Problem description –
Restate every entry word for word.

Recorded data:
-----

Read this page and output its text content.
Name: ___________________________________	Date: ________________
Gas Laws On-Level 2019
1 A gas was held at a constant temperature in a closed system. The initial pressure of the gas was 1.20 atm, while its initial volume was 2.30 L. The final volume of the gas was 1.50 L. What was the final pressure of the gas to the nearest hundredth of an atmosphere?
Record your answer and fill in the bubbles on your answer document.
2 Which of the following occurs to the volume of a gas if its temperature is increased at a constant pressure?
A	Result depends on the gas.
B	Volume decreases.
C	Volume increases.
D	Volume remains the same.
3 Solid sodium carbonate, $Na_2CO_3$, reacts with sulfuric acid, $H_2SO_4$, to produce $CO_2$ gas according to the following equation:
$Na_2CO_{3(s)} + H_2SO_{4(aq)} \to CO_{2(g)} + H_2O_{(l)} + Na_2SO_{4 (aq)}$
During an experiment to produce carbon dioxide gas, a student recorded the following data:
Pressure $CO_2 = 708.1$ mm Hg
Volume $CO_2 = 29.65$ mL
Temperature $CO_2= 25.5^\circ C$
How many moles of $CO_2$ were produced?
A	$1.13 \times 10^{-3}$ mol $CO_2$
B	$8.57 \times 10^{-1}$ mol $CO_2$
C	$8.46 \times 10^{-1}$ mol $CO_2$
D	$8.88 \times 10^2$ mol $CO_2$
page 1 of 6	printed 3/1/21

-----

Completed exercise –
Read this page and output its text content.
Name: ___________________________________	Date: ________________
Gas Laws On-Level 2019
1 A gas was held at a constant temperature in a closed system. The initial pressure of the gas was 1.20 atm, while its initial volume was 2.30 L. The final volume of the gas was 1.50 L. What was the final pressure of the gas to the nearest hundredth of an atmosphere?
Record your answer and fill in the bubbles on your answer document.
2 Which of the following occurs to the volume of a gas if its temperature is increased at a constant pressure?
A	Result depends on the gas.
B	Volume decreases.
C	Volume increases.
D	Volume remains the same.
3 Solid sodium carbonate, $Na_2CO_3$, reacts with sulfuric acid, $H_2SO_4$, to produce $CO_2$ gas according to the following equation:
$Na_2CO_{3(s)} + H_2SO_{4(aq)} \to CO_{2(g)} + H_2O_{(l)} + Na_2SO_{4 (aq)}$
During an experiment to produce carbon dioxide gas, a student recorded the following data:
Pressure $CO_2 = 708.1$ mm Hg
Volume $CO_2 = 29.65$ mL
Temperature $CO_2= 25.5^\circ C$
How many moles of $CO_2$ were produced?
A	$1.13 \times 10^{-3}$ mol $CO_2$
B	$8.57 \times 10^{-1}$ mol $CO_2$
C	$8.46 \times 10^{-1}$ mol $CO_2$
D	$8.88 \times 10^2$ mol $CO_2$
page 1 of 6	printed 3/1/21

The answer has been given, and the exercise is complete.